[Start Task data]

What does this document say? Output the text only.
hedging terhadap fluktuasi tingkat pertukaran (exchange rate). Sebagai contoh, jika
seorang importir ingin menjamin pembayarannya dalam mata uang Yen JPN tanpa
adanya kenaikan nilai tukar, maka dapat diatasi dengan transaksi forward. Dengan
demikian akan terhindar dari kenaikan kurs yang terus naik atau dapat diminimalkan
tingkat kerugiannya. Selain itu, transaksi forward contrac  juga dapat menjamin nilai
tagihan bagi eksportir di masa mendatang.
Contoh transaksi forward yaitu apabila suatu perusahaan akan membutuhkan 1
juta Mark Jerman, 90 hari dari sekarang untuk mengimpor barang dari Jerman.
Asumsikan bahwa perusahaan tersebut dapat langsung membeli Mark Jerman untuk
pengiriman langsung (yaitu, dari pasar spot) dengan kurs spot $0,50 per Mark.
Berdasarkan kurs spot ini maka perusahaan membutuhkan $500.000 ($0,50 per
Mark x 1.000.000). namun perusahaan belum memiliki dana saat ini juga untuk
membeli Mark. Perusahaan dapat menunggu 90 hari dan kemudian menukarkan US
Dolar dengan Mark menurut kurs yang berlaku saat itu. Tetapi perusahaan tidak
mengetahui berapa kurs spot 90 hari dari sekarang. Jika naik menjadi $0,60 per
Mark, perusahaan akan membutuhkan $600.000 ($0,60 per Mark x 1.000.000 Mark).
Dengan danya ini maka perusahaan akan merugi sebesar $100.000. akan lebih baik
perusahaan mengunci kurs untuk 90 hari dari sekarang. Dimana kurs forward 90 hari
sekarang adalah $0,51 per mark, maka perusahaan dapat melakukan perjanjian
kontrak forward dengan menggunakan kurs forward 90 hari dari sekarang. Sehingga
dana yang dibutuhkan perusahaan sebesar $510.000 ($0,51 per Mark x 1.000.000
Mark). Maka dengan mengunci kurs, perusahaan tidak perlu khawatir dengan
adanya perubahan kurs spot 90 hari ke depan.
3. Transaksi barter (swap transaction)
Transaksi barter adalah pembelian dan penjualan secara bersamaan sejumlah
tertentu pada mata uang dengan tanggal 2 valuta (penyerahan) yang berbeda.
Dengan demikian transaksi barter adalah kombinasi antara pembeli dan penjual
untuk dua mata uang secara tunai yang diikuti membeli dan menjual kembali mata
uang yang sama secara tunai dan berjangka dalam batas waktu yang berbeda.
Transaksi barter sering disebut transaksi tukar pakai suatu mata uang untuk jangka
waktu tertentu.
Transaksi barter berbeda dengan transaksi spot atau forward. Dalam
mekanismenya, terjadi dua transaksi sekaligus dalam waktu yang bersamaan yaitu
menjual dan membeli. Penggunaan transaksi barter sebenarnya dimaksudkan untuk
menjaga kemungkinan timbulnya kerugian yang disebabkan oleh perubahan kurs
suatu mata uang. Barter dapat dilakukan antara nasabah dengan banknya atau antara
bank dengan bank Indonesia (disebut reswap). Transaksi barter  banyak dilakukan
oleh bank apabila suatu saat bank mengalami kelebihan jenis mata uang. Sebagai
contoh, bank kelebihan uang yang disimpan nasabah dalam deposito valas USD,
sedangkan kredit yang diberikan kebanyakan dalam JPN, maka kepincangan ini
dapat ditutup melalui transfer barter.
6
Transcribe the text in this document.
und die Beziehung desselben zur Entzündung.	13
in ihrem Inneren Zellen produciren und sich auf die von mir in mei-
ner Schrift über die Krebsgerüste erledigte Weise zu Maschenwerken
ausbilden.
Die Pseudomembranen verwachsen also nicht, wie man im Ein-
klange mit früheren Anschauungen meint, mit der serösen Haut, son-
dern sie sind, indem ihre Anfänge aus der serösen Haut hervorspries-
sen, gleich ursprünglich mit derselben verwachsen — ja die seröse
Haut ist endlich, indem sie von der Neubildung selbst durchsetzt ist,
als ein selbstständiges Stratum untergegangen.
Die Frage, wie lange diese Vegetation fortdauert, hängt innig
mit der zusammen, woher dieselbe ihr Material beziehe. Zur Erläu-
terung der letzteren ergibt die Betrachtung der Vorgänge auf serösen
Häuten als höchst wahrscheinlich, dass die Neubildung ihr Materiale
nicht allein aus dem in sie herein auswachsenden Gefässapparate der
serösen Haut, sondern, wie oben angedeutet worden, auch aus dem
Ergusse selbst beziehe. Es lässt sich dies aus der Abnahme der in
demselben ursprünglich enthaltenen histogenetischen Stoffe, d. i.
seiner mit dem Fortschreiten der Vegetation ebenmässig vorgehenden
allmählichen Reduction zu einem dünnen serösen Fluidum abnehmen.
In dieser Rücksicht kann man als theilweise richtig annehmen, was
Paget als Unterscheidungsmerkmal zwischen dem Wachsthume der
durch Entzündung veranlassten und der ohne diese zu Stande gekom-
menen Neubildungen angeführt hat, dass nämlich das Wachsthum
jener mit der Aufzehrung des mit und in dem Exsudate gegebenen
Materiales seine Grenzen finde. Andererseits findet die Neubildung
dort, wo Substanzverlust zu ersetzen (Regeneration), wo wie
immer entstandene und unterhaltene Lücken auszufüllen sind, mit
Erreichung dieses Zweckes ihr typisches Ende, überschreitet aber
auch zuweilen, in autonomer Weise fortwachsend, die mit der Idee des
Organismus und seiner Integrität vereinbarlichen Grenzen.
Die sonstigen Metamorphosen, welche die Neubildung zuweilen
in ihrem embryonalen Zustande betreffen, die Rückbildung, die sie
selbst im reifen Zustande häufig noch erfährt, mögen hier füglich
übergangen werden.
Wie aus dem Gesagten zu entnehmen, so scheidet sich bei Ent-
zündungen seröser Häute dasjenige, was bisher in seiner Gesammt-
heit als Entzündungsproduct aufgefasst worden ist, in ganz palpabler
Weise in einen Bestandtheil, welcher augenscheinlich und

[End Task data]

* [What is being asked] Scan the listing above and copy all lines containing the word "demikian".

* [Finished answer]
demikian akan terhindar dari kenaikan kurs yang terus naik atau dapat diminimalkan
Dengan demikian transaksi barter adalah kombinasi antara pembeli dan penjual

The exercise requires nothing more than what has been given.